### WORK REQUIRED
Only the pictures are omitted; repeat all other data exactly.

### INPUT RECORDS
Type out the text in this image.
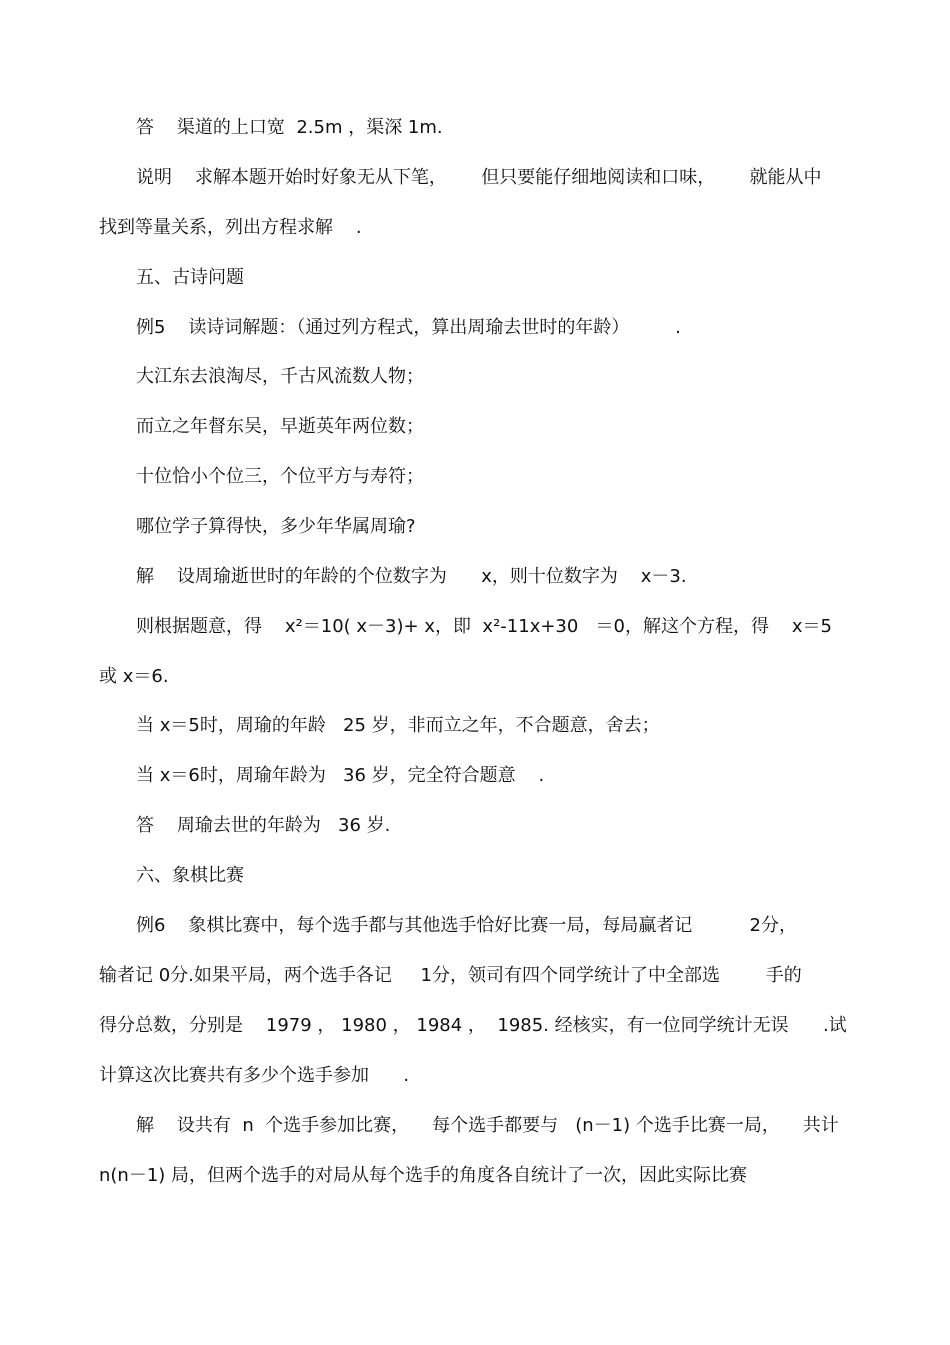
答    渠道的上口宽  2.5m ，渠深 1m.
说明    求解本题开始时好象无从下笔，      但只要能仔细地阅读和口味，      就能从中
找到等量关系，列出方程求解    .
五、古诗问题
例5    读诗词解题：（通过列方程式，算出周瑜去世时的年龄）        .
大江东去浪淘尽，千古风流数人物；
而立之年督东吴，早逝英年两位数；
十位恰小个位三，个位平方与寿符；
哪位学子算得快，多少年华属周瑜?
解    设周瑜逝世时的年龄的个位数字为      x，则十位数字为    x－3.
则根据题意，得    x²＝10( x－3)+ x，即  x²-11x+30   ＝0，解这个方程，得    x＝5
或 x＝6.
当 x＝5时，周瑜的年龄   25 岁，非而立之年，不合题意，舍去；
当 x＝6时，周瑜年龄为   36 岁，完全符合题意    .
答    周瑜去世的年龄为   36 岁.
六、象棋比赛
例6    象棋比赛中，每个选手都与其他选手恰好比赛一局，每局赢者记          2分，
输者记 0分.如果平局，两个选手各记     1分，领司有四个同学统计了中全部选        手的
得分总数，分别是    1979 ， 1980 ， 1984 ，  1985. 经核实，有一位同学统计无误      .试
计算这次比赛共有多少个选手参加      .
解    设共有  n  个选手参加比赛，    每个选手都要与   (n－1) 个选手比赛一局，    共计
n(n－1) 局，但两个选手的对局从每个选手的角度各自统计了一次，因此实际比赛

### EXERCISE ANSWER
Type out the text in this image.
答    渠道的上口宽  2.5m ，渠深 1m.
说明    求解本题开始时好象无从下笔，      但只要能仔细地阅读和口味，      就能从中
找到等量关系，列出方程求解    .
五、古诗问题
例5    读诗词解题：（通过列方程式，算出周瑜去世时的年龄）        .
大江东去浪淘尽，千古风流数人物；
而立之年督东吴，早逝英年两位数；
十位恰小个位三，个位平方与寿符；
哪位学子算得快，多少年华属周瑜?
解    设周瑜逝世时的年龄的个位数字为      x，则十位数字为    x－3.
则根据题意，得    x²＝10( x－3)+ x，即  x²-11x+30   ＝0，解这个方程，得    x＝5
或 x＝6.
当 x＝5时，周瑜的年龄   25 岁，非而立之年，不合题意，舍去；
当 x＝6时，周瑜年龄为   36 岁，完全符合题意    .
答    周瑜去世的年龄为   36 岁.
六、象棋比赛
例6    象棋比赛中，每个选手都与其他选手恰好比赛一局，每局赢者记          2分，
输者记 0分.如果平局，两个选手各记     1分，领司有四个同学统计了中全部选        手的
得分总数，分别是    1979 ， 1980 ， 1984 ，  1985. 经核实，有一位同学统计无误      .试
计算这次比赛共有多少个选手参加      .
解    设共有  n  个选手参加比赛，    每个选手都要与   (n－1) 个选手比赛一局，    共计
n(n－1) 局，但两个选手的对局从每个选手的角度各自统计了一次，因此实际比赛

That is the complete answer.